** Begin Excerpted passage **
Author-editor Gordon Lish, who in the 1970s wrote an anonymous story which convinced some readers it was a Salinger original, said he was “certain” that good work was locked up in Salinger’s New Hampshire home.
Novelist Curtis Sittenfeld, who has been frequently compared to Salinger because of her novel Prep, was simply enjoying the adventure.
“I can’t wait to find out!” she said. “In our age of shameless self-promotion, it’s extraordinary, and kind of great, to think of someone really and truly writing for writing’s sake.”
Some of the great works of literature have been published after the author’s death, and even against the author’s will, including such as Franz Kafka novels The Trial and The Castle, which Kafka had requested be destroyed.
Because so little is known about what Salinger was doing, it’s so easy to guess.
McInernay said he has an old girlfriend who met Salinger and was told that the author was mostly writing about health and nutrition.
** End Excerpted passage **
** Begin Data entries **
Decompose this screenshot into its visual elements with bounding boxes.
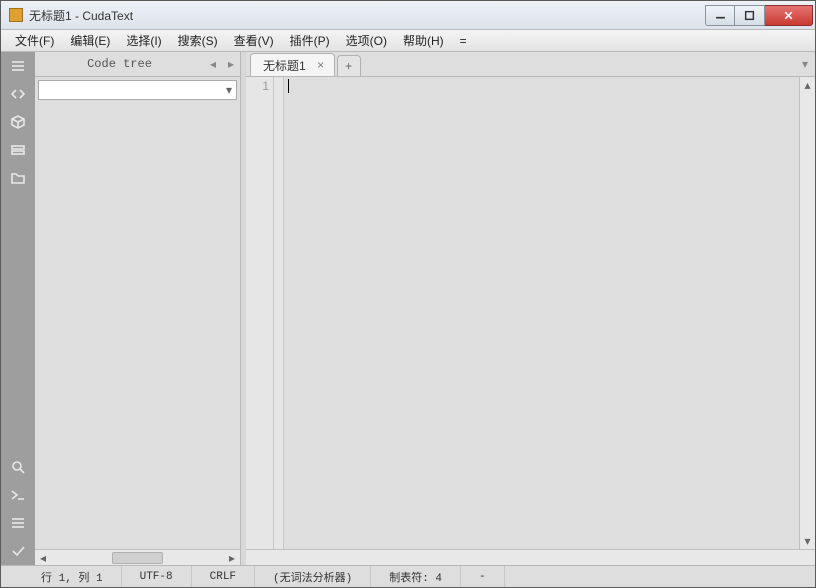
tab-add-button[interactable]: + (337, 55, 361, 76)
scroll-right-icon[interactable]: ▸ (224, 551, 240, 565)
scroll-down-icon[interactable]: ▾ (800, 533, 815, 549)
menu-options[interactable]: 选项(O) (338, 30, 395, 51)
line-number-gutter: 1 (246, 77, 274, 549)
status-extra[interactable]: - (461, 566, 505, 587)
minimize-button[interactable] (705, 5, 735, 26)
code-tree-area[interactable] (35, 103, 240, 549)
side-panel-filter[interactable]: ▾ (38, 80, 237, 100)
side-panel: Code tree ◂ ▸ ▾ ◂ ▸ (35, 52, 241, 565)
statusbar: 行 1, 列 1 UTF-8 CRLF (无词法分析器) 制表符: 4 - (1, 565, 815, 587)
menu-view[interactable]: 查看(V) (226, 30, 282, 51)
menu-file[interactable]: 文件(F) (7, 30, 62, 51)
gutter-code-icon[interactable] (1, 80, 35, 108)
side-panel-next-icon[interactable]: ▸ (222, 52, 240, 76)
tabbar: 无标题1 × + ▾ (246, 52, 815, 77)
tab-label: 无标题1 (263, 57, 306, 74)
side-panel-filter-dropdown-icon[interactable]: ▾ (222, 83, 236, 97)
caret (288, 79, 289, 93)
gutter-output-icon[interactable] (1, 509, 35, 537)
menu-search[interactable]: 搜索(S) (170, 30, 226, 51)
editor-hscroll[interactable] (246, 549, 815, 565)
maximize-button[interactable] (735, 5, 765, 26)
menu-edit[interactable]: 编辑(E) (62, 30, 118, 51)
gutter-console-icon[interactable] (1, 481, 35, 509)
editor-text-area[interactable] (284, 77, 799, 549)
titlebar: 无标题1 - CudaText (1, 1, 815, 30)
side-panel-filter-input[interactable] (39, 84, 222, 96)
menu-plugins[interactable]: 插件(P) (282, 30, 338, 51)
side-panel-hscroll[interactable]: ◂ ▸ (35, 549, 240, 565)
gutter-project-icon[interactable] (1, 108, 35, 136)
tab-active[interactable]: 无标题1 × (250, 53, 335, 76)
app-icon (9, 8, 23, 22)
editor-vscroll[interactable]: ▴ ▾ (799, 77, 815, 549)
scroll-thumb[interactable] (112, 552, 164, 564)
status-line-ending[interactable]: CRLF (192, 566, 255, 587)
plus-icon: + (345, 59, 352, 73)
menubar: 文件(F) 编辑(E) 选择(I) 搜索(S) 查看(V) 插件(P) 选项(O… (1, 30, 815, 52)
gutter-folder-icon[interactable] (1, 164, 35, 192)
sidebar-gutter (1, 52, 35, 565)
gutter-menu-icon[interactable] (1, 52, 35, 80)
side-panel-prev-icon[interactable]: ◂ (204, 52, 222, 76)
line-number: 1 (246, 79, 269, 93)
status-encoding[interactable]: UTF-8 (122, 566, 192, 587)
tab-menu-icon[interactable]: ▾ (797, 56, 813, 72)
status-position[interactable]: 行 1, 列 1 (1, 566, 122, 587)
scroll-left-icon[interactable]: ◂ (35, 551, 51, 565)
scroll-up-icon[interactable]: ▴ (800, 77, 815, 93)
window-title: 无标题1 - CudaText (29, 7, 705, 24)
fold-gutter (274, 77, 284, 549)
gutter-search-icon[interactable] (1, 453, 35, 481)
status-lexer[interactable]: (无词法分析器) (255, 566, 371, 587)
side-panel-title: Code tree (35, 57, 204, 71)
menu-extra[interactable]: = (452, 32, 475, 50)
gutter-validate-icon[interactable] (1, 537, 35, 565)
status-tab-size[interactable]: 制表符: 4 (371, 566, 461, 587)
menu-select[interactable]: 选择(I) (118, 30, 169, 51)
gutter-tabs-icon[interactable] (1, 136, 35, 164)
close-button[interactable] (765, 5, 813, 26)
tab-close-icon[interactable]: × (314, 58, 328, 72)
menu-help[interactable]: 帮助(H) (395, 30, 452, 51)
** End Data entries **
What the task asks
Rewrite the passage on Salinger's unpublished writing, beginning at the words "Some of the" and stopping after "health and nutrition.". Put "diet and wellness" wherever "health and nutrition" appears. Rely only on the text for what comes next.

Result of the task
Some of the great works of literature have been published after the author’s death, and even against the author’s will, including such as Franz Kafka novels The Trial and The Castle, which Kafka had requested be destroyed.
Because so little is known about what Salinger was doing, it’s so easy to guess.
McInernay said he has an old girlfriend who met Salinger and was told that the author was mostly writing about diet and wellness.